SHORT PROBLEM =
Identify each line below containing the string "swůg" and copy it.

Collected data =
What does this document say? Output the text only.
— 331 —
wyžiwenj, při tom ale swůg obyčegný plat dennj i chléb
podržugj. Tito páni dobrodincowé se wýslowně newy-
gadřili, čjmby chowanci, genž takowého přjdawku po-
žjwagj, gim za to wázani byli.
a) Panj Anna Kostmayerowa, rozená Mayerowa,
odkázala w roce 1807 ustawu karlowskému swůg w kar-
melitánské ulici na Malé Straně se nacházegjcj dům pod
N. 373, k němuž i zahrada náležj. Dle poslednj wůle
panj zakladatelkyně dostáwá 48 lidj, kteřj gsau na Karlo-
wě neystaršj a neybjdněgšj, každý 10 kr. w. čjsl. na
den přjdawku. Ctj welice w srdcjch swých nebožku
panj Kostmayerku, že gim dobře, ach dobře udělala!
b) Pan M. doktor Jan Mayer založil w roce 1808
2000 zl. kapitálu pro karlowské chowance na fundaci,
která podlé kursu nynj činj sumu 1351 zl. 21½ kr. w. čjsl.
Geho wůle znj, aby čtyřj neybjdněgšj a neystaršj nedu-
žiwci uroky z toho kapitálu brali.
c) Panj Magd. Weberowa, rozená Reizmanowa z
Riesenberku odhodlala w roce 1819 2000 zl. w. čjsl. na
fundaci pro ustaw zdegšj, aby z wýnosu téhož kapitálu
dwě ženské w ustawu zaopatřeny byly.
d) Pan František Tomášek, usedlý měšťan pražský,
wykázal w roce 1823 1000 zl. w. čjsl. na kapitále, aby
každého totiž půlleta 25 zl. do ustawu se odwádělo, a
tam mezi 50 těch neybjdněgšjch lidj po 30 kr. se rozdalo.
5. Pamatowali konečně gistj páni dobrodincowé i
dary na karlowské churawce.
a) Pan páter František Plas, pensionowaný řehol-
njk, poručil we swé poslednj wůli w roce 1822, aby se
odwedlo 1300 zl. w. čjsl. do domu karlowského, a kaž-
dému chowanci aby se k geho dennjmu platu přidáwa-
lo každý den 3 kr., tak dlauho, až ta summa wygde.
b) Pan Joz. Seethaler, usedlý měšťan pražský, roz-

THE ANSWER =
wyžiwenj, při tom ale swůg obyčegný plat dennj i chléb
odkázala w roce 1807 ustawu karlowskému swůg w kar-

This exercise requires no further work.